● Task prompt
From the records below, copy every line that contains the word "text".

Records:
····················
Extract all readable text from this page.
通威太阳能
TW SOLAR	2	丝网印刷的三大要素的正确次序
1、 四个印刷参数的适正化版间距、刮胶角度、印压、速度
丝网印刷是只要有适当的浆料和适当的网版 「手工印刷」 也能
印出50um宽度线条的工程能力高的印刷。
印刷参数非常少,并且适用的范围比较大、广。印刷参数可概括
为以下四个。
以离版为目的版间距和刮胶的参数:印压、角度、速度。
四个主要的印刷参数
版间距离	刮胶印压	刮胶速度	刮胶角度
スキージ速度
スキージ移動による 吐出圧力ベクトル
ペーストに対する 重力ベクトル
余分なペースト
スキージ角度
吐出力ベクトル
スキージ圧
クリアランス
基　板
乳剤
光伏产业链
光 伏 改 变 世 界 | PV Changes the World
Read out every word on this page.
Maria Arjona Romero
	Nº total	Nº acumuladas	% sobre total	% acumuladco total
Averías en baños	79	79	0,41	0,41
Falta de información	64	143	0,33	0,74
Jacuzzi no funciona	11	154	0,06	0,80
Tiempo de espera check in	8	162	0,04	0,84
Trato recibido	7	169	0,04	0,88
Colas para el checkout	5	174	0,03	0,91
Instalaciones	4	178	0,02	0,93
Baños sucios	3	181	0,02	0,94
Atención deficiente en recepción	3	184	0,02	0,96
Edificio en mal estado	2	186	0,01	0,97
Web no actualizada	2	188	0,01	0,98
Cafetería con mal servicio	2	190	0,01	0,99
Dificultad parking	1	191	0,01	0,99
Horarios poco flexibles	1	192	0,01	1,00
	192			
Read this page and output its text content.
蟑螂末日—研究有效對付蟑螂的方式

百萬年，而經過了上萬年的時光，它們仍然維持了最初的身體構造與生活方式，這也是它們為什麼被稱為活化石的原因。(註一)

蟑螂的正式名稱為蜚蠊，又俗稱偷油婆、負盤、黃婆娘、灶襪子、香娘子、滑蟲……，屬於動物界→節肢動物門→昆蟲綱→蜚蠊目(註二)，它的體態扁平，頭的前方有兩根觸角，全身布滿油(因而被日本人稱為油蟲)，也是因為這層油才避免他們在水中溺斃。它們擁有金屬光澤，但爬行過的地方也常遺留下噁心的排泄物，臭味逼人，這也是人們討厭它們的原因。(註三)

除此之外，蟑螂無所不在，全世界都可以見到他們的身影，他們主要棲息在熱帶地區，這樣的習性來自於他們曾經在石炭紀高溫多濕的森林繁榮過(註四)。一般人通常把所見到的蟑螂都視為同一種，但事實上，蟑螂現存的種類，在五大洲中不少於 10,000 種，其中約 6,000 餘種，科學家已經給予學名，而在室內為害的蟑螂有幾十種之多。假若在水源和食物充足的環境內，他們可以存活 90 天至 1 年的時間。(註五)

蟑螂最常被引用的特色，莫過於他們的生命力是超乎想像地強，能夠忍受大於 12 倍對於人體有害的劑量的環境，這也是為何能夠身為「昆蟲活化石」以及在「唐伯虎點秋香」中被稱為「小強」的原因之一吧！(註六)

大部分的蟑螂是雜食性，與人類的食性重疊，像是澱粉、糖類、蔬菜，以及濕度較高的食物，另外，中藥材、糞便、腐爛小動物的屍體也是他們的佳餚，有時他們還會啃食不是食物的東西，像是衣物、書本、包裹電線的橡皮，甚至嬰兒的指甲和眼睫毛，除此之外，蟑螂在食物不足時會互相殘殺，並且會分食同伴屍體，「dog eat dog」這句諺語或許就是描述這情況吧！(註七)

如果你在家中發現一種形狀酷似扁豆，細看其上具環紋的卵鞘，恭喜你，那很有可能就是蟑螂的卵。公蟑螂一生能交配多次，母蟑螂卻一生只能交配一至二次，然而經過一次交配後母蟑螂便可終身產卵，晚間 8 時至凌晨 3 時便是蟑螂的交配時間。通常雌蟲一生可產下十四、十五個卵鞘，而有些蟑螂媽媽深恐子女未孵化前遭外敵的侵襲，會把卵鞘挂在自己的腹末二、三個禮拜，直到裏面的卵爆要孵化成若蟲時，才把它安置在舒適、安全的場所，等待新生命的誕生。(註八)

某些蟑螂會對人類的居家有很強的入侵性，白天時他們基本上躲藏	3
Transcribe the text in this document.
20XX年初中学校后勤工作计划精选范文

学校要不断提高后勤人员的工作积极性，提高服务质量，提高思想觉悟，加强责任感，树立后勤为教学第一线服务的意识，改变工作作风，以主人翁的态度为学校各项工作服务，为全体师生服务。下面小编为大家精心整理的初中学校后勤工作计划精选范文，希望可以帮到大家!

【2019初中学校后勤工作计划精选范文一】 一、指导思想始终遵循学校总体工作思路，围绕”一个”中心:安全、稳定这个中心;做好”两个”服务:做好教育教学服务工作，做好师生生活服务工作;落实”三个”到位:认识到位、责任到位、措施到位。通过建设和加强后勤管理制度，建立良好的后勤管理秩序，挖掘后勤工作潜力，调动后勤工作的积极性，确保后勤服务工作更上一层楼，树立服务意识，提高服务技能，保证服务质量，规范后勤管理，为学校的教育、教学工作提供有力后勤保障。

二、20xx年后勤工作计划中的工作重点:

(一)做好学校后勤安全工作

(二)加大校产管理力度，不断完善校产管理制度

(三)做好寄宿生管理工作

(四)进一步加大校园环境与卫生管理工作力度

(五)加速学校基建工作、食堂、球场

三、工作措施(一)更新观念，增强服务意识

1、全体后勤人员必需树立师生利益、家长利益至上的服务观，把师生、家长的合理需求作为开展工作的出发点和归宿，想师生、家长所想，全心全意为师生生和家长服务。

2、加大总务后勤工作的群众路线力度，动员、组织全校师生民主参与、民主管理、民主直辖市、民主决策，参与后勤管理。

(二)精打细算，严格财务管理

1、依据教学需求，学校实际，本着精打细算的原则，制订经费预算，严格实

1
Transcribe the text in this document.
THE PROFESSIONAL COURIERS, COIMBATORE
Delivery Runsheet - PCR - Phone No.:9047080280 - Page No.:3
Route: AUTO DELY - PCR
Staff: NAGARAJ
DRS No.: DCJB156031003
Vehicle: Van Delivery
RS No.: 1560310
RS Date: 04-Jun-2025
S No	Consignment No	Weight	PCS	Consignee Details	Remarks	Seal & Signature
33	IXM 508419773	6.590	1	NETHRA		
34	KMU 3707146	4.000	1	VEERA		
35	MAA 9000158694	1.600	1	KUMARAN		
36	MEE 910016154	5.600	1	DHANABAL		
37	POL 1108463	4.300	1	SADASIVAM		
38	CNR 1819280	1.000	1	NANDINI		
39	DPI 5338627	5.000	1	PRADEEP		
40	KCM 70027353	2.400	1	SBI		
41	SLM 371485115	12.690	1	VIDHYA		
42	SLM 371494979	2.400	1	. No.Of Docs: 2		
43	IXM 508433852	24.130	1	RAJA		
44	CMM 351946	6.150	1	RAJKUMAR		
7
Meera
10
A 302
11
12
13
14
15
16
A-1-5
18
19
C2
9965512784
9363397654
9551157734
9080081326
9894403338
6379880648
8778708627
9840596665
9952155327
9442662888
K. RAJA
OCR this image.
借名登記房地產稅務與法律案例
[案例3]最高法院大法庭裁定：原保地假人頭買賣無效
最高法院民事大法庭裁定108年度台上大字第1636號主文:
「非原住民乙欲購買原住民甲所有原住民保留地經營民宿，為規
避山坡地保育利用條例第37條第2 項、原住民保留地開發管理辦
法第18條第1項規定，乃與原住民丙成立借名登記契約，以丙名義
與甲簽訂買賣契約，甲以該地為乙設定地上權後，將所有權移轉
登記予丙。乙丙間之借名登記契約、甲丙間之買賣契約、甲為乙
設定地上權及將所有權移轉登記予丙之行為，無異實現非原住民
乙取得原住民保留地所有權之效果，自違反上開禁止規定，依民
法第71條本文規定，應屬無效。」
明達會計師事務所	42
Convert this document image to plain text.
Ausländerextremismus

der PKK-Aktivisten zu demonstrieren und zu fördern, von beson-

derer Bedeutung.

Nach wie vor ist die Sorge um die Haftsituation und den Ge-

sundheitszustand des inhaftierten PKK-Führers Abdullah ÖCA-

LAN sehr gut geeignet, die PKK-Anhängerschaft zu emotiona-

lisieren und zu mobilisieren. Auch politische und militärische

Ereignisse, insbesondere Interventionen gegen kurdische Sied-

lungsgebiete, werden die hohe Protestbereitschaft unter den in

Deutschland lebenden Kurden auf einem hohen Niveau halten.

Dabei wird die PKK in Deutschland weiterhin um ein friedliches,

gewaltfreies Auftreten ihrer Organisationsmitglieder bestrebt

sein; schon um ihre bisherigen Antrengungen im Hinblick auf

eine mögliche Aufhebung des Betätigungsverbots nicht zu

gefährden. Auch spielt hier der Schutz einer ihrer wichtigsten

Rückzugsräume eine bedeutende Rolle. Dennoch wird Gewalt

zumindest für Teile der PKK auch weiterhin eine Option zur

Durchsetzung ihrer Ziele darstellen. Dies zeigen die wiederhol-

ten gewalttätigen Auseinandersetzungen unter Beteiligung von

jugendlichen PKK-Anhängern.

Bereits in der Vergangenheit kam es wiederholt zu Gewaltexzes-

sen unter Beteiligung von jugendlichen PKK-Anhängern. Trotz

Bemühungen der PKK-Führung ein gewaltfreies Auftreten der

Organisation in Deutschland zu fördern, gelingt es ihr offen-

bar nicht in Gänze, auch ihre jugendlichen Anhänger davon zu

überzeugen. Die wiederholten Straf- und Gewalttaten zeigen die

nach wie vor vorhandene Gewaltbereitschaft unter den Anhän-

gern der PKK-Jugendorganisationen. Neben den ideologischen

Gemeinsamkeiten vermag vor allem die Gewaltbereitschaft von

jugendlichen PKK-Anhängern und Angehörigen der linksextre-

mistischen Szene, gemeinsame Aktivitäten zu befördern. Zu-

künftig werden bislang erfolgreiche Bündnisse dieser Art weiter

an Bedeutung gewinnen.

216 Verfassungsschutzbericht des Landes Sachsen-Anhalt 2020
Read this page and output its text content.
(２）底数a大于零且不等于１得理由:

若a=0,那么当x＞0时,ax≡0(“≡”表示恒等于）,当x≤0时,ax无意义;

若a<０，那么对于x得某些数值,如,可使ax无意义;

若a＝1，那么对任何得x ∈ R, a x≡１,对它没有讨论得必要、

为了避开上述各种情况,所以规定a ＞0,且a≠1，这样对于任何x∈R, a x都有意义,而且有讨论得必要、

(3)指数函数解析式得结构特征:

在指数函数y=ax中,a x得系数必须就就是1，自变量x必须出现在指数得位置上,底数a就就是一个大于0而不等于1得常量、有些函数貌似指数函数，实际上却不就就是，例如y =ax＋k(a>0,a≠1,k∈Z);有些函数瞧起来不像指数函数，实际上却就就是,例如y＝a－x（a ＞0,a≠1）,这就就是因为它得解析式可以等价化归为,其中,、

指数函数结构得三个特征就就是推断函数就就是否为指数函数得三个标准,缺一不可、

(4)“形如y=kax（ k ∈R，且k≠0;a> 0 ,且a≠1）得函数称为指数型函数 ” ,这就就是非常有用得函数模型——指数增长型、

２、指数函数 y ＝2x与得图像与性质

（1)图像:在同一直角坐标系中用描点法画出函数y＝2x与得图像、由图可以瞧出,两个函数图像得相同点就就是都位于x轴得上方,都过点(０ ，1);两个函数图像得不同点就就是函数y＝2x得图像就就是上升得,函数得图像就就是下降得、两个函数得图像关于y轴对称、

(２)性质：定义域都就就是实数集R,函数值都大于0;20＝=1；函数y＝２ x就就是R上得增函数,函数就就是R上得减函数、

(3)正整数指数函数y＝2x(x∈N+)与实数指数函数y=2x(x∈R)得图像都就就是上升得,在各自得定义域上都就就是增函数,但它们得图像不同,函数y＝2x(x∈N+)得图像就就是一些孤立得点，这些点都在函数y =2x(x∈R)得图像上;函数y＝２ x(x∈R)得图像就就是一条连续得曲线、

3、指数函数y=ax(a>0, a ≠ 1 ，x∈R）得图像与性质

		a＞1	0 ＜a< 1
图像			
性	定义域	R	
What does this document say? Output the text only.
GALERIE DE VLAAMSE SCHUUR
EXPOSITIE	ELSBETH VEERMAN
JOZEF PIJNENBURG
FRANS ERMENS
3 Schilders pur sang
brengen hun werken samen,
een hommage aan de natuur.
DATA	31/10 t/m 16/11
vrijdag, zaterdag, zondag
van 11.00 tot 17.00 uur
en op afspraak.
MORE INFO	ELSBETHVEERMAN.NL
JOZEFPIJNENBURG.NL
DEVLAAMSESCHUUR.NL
····················
● Task answer
Extract all readable text from this page.
Read this page and output its text content.
Transcribe the text in this document.
Transcribe the text in this document.
Convert this document image to plain text.
Read this page and output its text content.
What does this document say? Output the text only.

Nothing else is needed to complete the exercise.